• What is required:
Where a line of the material contains the string "minor", copy that line.

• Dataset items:

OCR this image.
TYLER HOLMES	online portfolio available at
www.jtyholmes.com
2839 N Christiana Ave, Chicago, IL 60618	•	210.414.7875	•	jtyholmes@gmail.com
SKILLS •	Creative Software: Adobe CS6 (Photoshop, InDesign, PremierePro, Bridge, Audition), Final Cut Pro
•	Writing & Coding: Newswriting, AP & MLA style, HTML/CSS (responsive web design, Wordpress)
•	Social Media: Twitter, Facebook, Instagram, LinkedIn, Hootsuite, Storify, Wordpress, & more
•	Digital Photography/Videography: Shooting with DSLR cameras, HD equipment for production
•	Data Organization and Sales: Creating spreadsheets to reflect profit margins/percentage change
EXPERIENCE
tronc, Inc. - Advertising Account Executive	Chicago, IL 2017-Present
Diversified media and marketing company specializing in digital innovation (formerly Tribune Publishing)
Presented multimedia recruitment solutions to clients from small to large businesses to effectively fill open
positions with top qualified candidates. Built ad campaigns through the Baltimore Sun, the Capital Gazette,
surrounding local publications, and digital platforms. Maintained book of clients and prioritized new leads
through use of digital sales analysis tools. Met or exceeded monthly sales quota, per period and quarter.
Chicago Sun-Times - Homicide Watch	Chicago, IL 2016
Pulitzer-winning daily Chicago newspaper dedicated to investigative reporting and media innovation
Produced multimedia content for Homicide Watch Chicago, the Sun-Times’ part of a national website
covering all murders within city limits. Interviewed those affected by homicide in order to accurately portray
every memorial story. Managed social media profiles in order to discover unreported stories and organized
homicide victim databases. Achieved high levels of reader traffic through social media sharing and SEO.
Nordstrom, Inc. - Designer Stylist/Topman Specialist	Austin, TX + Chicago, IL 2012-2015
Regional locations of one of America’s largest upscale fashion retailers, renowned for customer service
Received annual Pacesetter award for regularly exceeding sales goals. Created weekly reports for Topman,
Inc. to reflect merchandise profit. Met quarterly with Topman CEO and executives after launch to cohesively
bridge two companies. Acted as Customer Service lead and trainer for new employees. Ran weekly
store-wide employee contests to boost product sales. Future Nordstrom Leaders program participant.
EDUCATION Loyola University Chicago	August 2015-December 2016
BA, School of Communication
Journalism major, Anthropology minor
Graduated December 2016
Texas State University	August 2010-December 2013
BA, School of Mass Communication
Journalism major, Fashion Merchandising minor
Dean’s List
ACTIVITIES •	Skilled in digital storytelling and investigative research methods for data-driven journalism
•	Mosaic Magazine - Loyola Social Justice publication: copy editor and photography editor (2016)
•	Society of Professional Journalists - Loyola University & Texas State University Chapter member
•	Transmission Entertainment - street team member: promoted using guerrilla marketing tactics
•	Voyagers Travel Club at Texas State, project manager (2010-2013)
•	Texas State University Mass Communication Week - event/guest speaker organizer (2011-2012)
---
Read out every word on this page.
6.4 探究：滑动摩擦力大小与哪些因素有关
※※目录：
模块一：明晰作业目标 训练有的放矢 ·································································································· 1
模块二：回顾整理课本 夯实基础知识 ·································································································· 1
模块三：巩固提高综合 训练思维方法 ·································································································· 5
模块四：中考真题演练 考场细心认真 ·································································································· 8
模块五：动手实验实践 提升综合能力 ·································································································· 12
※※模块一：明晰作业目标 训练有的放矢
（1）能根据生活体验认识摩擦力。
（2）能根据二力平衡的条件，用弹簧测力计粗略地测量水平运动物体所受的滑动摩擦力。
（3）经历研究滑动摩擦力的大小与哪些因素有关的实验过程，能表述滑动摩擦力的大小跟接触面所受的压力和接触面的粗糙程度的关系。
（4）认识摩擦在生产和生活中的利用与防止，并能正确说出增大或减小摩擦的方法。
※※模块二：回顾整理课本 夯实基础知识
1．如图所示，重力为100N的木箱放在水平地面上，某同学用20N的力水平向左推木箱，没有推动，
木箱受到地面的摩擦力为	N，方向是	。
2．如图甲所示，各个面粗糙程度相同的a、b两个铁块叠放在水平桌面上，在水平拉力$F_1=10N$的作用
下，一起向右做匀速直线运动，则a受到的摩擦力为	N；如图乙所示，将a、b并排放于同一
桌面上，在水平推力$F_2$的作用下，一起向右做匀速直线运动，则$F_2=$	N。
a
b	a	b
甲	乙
==
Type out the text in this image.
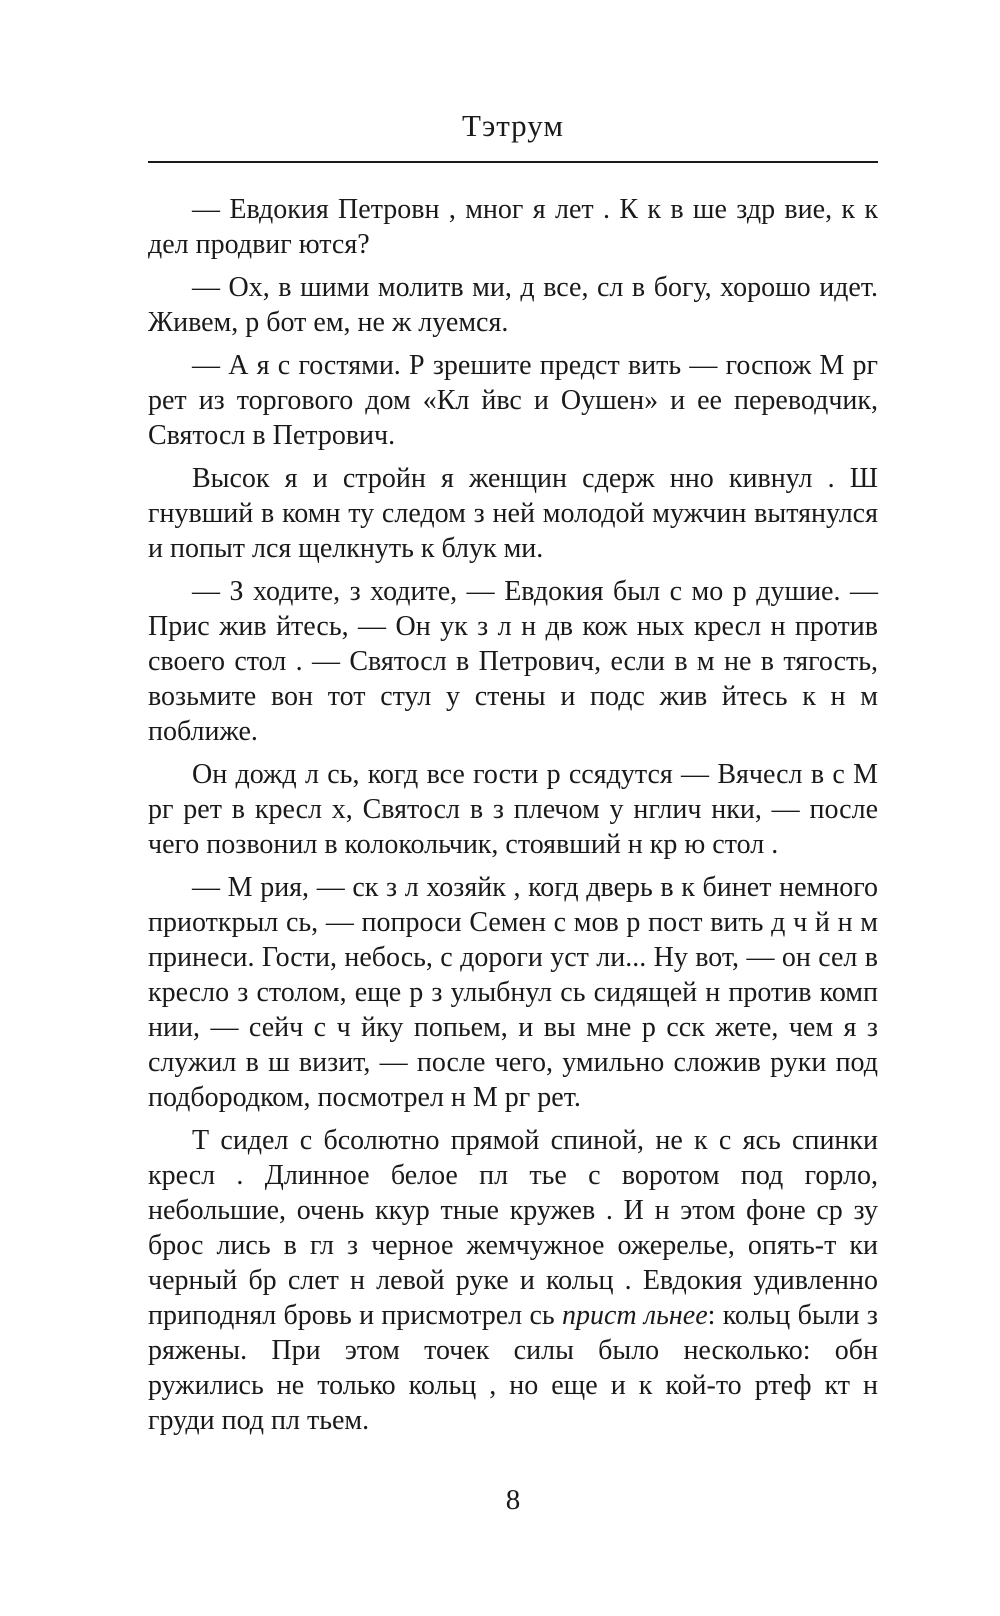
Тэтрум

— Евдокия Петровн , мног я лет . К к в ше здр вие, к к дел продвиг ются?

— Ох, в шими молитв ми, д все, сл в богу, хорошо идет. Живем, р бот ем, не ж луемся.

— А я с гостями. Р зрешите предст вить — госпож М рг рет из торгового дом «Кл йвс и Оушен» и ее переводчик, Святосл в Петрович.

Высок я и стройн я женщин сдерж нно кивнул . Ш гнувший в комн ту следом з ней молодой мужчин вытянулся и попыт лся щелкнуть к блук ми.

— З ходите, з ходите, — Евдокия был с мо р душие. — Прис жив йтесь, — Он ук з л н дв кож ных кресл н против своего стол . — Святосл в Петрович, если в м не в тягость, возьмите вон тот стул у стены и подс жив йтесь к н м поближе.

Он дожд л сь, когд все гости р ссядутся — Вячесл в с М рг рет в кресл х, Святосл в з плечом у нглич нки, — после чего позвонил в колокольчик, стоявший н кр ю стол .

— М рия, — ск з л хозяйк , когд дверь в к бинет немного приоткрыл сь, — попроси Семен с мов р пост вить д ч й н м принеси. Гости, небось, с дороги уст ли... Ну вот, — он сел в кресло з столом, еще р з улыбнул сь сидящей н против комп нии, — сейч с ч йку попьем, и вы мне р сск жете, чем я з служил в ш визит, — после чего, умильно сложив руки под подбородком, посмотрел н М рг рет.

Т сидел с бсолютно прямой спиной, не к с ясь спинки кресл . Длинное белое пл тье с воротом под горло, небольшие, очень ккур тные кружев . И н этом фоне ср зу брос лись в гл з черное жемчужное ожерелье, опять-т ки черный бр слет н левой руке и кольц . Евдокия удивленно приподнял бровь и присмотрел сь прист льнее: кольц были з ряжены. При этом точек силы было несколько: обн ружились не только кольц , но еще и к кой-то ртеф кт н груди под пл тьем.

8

• Output for this task:
Journalism major, Anthropology minor
Journalism major, Fashion Merchandising minor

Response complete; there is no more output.